* _Material supplied_
□ □ □
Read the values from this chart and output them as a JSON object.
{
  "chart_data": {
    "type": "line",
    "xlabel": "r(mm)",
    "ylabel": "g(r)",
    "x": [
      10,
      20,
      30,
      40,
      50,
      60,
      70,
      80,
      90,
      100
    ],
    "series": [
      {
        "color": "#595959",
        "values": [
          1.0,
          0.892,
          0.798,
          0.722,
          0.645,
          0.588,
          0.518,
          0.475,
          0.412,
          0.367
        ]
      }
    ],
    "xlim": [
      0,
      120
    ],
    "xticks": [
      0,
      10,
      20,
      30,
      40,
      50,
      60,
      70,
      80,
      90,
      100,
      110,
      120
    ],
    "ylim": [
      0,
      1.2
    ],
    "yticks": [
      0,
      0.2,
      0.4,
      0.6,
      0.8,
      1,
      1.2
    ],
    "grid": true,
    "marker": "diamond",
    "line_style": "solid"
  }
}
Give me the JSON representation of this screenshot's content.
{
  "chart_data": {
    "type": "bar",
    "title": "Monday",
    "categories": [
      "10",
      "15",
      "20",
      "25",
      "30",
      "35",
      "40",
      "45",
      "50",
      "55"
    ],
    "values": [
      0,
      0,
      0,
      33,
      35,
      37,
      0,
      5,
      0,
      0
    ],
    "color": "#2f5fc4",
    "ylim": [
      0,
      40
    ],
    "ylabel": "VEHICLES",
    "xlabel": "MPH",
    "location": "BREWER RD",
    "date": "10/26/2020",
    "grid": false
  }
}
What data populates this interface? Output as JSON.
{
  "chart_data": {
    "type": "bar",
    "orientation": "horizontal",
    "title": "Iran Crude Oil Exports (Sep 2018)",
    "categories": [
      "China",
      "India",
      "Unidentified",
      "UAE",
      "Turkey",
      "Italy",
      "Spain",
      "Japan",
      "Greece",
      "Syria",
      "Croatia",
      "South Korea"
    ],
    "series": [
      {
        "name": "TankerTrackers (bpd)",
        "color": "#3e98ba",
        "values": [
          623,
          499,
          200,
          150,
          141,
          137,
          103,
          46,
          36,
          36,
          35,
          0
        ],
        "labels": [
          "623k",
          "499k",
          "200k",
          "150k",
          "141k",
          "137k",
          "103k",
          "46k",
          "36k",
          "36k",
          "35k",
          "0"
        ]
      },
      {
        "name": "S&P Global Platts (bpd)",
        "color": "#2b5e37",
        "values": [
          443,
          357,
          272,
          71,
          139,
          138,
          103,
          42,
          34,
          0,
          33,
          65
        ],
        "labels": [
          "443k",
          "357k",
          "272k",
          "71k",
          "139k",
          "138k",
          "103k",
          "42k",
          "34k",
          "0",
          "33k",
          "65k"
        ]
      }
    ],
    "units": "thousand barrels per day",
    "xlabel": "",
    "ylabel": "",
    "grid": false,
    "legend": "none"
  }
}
□ □ □
* _Set exercise_
Restate the listing above word for word.

* _Full response_
Read the values from this chart and output them as a JSON object.
{
  "chart_data": {
    "type": "line",
    "xlabel": "r(mm)",
    "ylabel": "g(r)",
    "x": [
      10,
      20,
      30,
      40,
      50,
      60,
      70,
      80,
      90,
      100
    ],
    "series": [
      {
        "color": "#595959",
        "values": [
          1.0,
          0.892,
          0.798,
          0.722,
          0.645,
          0.588,
          0.518,
          0.475,
          0.412,
          0.367
        ]
      }
    ],
    "xlim": [
      0,
      120
    ],
    "xticks": [
      0,
      10,
      20,
      30,
      40,
      50,
      60,
      70,
      80,
      90,
      100,
      110,
      120
    ],
    "ylim": [
      0,
      1.2
    ],
    "yticks": [
      0,
      0.2,
      0.4,
      0.6,
      0.8,
      1,
      1.2
    ],
    "grid": true,
    "marker": "diamond",
    "line_style": "solid"
  }
}
Give me the JSON representation of this screenshot's content.
{
  "chart_data": {
    "type": "bar",
    "title": "Monday",
    "categories": [
      "10",
      "15",
      "20",
      "25",
      "30",
      "35",
      "40",
      "45",
      "50",
      "55"
    ],
    "values": [
      0,
      0,
      0,
      33,
      35,
      37,
      0,
      5,
      0,
      0
    ],
    "color": "#2f5fc4",
    "ylim": [
      0,
      40
    ],
    "ylabel": "VEHICLES",
    "xlabel": "MPH",
    "location": "BREWER RD",
    "date": "10/26/2020",
    "grid": false
  }
}
What data populates this interface? Output as JSON.
{
  "chart_data": {
    "type": "bar",
    "orientation": "horizontal",
    "title": "Iran Crude Oil Exports (Sep 2018)",
    "categories": [
      "China",
      "India",
      "Unidentified",
      "UAE",
      "Turkey",
      "Italy",
      "Spain",
      "Japan",
      "Greece",
      "Syria",
      "Croatia",
      "South Korea"
    ],
    "series": [
      {
        "name": "TankerTrackers (bpd)",
        "color": "#3e98ba",
        "values": [
          623,
          499,
          200,
          150,
          141,
          137,
          103,
          46,
          36,
          36,
          35,
          0
        ],
        "labels": [
          "623k",
          "499k",
          "200k",
          "150k",
          "141k",
          "137k",
          "103k",
          "46k",
          "36k",
          "36k",
          "35k",
          "0"
        ]
      },
      {
        "name": "S&P Global Platts (bpd)",
        "color": "#2b5e37",
        "values": [
          443,
          357,
          272,
          71,
          139,
          138,
          103,
          42,
          34,
          0,
          33,
          65
        ],
        "labels": [
          "443k",
          "357k",
          "272k",
          "71k",
          "139k",
          "138k",
          "103k",
          "42k",
          "34k",
          "0",
          "33k",
          "65k"
        ]
      }
    ],
    "units": "thousand barrels per day",
    "xlabel": "",
    "ylabel": "",
    "grid": false,
    "legend": "none"
  }
}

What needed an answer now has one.